* _TASK TO COMPLETE_: Extract the records below word for word and ignore the images.

----------

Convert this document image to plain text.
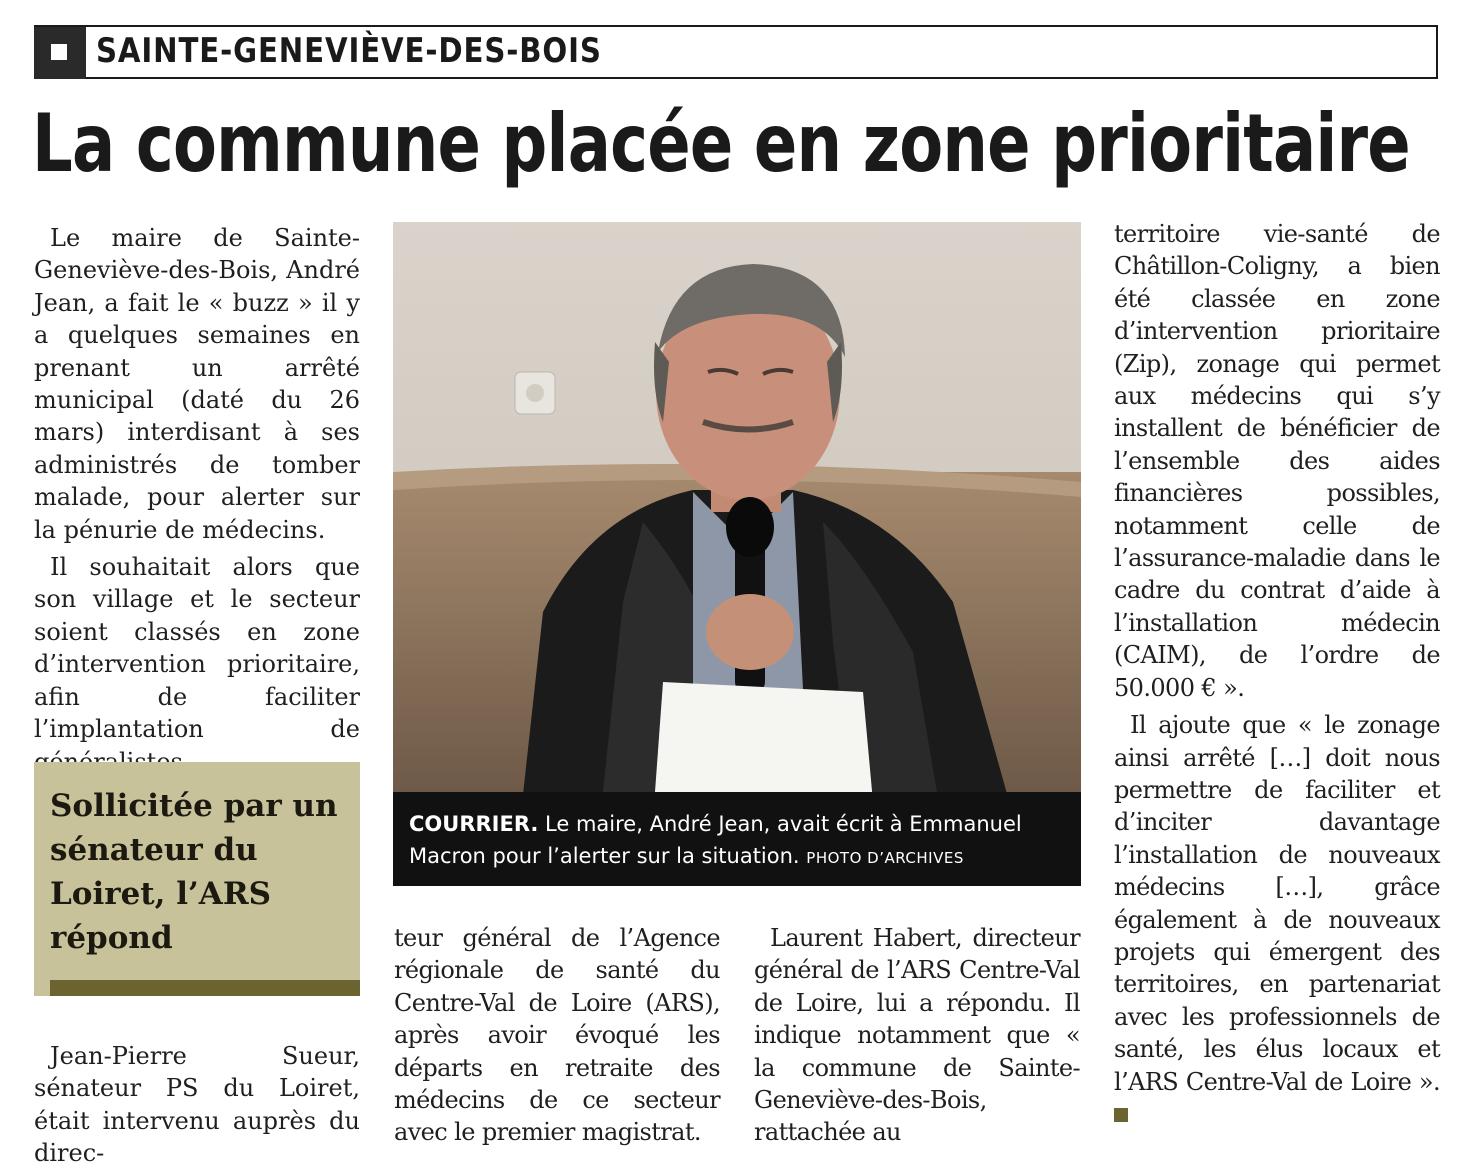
SAINTE-GENEVIÈVE-DES-BOIS
La commune placée en zone prioritaire

Le maire de Sainte-Geneviève-des-Bois, André Jean, a fait le « buzz » il y a quelques semaines en prenant un arrêté municipal (daté du 26 mars) interdisant à ses administrés de tomber malade, pour alerter sur la pénurie de médecins.

Il souhaitait alors que son village et le secteur soient classés en zone d’intervention prioritaire, afin de faciliter l’implantation de

Sollicitée par un sénateur du Loiret, l’ARS répond

Jean-Pierre Sueur, sénateur PS du Loiret, était intervenu auprès du direc-

COURRIER. Le maire, André Jean, avait écrit à Emmanuel Macron pour l’alerter sur la situation. PHOTO D’ARCHIVES

teur général de l’Agence régionale de santé du Centre-Val de Loire (ARS), après avoir évoqué les départs en retraite des médecins de ce secteur avec le premier magistrat.

Laurent Habert, directeur général de l’ARS Centre-Val de Loire, lui a répondu. Il indique notamment que « la commune de Sainte-Geneviève-des-Bois, rattachée au

territoire vie-santé de Châtillon-Coligny, a bien été classée en zone d’intervention prioritaire (Zip), zonage qui permet aux médecins qui s’y installent de bénéficier de l’ensemble des aides financières possibles, notamment celle de l’assurance-maladie dans le cadre du contrat d’aide à l’installation médecin (CAIM), de l’ordre de 50.000 € ».

Il ajoute que « le zonage ainsi arrêté […] doit nous permettre de faciliter et d’inciter davantage l’installation de nouveaux médecins […], grâce également à de nouveaux projets qui émergent des territoires, en partenariat avec les professionnels de santé, les élus locaux et l’ARS Centre-Val de Loire ».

----------

* _RESULT_:
Convert this document image to plain text.
SAINTE-GENEVIÈVE-DES-BOIS
La commune placée en zone prioritaire

Le maire de Sainte-Geneviève-des-Bois, André Jean, a fait le « buzz » il y a quelques semaines en prenant un arrêté municipal (daté du 26 mars) interdisant à ses administrés de tomber malade, pour alerter sur la pénurie de médecins.

Il souhaitait alors que son village et le secteur soient classés en zone d’intervention prioritaire, afin de faciliter l’implantation de

Sollicitée par un sénateur du Loiret, l’ARS répond

Jean-Pierre Sueur, sénateur PS du Loiret, était intervenu auprès du direc-

COURRIER. Le maire, André Jean, avait écrit à Emmanuel Macron pour l’alerter sur la situation. PHOTO D’ARCHIVES

teur général de l’Agence régionale de santé du Centre-Val de Loire (ARS), après avoir évoqué les départs en retraite des médecins de ce secteur avec le premier magistrat.

Laurent Habert, directeur général de l’ARS Centre-Val de Loire, lui a répondu. Il indique notamment que « la commune de Sainte-Geneviève-des-Bois, rattachée au

territoire vie-santé de Châtillon-Coligny, a bien été classée en zone d’intervention prioritaire (Zip), zonage qui permet aux médecins qui s’y installent de bénéficier de l’ensemble des aides financières possibles, notamment celle de l’assurance-maladie dans le cadre du contrat d’aide à l’installation médecin (CAIM), de l’ordre de 50.000 € ».

Il ajoute que « le zonage ainsi arrêté […] doit nous permettre de faciliter et d’inciter davantage l’installation de nouveaux médecins […], grâce également à de nouveaux projets qui émergent des territoires, en partenariat avec les professionnels de santé, les élus locaux et l’ARS Centre-Val de Loire ».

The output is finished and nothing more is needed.